The exercise |
Which lines hold the string "name"? Copy every one of them.

(Extracts from a graphics dataset)
BEGIN
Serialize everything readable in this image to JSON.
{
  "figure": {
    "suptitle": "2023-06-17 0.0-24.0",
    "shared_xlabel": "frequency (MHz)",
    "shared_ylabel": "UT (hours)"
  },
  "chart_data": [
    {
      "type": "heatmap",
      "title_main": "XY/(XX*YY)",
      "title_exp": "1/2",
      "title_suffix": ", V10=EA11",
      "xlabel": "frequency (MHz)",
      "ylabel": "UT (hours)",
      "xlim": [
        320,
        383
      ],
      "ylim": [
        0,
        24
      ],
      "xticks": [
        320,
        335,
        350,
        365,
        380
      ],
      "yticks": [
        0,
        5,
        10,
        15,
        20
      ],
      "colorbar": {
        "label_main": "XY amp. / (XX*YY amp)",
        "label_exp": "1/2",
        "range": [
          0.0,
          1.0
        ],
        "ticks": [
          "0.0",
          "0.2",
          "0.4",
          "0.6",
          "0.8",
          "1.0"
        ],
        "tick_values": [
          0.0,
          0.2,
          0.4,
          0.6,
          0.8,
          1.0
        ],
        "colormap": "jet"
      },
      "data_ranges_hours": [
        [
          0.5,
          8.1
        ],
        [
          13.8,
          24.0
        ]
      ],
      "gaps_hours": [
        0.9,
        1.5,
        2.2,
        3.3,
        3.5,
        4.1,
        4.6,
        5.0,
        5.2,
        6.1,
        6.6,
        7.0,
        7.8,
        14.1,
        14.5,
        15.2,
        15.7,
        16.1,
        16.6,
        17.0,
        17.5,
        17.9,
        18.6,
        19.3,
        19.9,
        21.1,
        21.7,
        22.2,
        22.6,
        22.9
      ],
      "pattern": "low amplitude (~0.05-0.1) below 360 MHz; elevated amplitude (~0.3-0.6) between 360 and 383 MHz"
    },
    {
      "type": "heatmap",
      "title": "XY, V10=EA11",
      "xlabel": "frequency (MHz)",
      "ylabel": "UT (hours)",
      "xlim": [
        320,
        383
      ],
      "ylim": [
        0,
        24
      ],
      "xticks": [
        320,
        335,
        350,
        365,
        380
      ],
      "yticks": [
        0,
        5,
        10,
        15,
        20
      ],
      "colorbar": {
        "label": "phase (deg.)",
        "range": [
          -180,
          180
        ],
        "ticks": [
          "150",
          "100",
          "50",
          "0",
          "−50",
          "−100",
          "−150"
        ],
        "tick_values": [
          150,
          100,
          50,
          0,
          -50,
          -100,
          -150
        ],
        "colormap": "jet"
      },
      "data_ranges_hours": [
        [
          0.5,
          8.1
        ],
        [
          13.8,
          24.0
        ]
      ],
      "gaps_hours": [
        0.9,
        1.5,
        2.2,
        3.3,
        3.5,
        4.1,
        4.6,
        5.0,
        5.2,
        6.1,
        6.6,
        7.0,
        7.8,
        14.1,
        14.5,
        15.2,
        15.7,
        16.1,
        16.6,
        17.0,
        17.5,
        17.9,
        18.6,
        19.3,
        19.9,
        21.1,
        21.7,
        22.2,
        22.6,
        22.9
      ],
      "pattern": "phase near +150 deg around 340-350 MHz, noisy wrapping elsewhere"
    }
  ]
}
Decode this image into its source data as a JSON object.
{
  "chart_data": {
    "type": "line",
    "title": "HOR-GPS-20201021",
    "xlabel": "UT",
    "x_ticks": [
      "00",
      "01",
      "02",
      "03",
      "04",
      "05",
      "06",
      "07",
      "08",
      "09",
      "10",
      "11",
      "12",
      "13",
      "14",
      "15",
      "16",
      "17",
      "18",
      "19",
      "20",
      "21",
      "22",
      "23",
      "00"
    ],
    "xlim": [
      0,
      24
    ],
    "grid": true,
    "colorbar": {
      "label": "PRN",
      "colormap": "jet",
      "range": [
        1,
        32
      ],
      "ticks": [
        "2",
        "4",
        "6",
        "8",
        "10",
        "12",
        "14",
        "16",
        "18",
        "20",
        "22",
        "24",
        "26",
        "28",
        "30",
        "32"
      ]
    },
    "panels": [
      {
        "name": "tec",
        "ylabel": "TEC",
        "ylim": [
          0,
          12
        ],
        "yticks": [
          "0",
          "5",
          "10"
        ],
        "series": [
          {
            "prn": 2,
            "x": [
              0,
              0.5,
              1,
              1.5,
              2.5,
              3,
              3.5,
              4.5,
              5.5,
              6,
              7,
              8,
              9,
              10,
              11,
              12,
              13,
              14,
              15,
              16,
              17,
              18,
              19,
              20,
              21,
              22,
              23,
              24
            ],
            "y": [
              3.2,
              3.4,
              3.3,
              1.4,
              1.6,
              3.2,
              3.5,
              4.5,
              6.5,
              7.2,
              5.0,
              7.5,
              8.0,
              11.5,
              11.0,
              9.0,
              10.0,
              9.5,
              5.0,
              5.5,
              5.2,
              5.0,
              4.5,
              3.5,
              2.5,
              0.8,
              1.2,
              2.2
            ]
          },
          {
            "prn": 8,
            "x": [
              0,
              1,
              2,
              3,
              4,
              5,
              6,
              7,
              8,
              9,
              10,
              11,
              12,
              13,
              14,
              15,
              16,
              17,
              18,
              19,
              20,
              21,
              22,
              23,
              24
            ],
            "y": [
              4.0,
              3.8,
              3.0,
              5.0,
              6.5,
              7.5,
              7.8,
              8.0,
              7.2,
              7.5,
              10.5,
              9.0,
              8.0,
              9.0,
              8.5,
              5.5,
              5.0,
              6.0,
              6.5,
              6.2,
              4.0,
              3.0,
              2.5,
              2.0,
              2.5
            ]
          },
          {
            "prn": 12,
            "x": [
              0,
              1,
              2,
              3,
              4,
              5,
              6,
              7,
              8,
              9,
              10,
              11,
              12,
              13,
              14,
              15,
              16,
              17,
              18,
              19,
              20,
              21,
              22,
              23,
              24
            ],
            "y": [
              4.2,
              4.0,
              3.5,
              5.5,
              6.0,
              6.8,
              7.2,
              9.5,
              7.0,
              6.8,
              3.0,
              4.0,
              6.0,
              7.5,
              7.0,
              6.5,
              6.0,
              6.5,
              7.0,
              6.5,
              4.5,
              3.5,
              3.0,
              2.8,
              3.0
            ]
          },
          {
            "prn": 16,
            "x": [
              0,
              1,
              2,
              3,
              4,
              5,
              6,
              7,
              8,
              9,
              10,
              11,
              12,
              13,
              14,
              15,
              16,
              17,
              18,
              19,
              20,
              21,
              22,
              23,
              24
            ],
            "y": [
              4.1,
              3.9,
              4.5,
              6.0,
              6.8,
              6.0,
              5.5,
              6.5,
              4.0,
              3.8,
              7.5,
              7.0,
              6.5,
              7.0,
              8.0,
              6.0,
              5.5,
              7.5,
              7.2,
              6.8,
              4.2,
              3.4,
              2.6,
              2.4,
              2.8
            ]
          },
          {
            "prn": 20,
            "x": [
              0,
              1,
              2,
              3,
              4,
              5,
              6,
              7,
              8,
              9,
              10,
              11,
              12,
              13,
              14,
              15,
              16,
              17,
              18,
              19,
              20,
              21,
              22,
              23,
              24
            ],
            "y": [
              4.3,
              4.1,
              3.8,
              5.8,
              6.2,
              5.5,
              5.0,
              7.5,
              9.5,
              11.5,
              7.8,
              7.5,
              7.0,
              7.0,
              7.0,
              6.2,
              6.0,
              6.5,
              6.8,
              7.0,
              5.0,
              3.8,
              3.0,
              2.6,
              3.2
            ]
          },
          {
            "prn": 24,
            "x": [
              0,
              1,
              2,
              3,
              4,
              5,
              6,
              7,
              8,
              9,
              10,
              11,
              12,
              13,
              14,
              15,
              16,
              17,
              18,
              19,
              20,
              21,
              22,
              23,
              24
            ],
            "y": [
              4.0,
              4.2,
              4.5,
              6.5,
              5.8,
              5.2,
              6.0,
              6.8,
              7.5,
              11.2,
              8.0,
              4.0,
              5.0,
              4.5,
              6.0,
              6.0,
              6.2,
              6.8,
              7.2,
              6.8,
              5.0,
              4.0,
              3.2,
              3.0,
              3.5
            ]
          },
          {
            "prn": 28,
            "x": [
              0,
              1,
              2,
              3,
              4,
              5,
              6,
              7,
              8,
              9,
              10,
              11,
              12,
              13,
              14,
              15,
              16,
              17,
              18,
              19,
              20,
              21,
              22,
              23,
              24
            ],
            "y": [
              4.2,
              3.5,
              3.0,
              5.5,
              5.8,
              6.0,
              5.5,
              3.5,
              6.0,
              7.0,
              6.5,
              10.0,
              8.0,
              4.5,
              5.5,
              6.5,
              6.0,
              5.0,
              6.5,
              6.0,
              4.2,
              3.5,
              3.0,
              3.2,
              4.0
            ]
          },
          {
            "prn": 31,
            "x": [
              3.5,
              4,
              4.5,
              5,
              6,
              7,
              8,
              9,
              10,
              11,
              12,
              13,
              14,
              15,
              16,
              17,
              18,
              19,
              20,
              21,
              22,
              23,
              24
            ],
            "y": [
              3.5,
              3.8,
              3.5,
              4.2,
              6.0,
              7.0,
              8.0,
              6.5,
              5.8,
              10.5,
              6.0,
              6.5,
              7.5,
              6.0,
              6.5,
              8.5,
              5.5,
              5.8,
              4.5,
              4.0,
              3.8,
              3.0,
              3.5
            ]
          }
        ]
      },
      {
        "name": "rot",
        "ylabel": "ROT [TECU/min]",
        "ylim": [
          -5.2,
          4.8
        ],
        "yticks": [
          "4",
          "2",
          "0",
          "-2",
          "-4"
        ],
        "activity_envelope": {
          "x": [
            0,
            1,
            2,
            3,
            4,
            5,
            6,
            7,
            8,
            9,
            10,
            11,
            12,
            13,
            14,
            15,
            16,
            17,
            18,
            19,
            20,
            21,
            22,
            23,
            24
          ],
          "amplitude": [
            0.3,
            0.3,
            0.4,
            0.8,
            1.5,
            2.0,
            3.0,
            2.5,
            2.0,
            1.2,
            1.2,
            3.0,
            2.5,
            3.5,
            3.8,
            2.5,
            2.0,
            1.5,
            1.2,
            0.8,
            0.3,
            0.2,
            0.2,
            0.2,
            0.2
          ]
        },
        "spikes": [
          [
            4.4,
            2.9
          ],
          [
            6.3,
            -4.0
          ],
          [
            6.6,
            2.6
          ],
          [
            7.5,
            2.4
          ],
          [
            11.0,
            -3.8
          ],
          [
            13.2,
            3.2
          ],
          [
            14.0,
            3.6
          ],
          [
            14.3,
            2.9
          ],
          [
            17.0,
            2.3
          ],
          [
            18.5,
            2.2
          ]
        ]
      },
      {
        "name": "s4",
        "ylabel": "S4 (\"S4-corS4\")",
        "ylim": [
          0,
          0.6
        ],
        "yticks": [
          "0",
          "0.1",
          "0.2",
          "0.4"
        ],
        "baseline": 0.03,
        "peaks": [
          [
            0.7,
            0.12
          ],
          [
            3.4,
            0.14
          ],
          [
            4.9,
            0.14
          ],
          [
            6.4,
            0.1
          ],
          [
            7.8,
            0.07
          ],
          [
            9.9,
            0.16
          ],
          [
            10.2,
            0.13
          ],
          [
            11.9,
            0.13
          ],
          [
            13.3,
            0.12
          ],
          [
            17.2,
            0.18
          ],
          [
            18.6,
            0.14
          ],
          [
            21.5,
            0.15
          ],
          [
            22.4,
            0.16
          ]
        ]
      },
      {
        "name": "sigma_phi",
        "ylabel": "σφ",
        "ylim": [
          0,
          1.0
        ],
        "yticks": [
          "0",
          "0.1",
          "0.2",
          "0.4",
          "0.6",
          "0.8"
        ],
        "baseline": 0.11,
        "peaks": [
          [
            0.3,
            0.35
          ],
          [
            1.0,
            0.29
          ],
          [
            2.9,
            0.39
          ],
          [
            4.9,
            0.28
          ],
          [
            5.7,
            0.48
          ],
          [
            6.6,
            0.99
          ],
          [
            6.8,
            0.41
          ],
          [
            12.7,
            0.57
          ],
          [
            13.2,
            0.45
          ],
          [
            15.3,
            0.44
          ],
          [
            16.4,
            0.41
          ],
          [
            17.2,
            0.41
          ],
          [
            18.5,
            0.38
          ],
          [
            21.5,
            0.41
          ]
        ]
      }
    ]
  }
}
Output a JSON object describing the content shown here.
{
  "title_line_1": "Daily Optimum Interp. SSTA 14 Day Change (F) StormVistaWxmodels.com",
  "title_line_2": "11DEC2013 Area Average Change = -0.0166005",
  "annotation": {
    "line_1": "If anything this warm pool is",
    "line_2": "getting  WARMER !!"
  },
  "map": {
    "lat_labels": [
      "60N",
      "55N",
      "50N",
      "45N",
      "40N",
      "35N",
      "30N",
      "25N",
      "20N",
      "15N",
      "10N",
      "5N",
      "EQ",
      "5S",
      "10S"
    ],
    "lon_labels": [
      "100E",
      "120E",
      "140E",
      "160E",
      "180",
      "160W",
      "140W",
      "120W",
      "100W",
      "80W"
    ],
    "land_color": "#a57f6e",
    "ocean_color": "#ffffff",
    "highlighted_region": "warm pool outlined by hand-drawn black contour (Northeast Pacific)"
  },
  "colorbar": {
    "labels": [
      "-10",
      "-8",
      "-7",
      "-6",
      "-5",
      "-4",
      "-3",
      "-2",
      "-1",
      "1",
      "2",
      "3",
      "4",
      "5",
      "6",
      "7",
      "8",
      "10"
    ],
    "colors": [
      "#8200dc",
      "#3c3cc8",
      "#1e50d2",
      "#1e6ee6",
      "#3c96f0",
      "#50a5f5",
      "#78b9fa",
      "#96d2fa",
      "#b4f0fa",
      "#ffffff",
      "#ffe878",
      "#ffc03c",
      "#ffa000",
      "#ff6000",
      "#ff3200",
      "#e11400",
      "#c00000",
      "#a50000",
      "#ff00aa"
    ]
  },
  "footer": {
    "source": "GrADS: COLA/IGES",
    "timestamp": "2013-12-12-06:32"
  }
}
END
Solution to this problem |
        "name": "tec",
        "name": "rot",
        "name": "s4",
        "name": "sigma_phi",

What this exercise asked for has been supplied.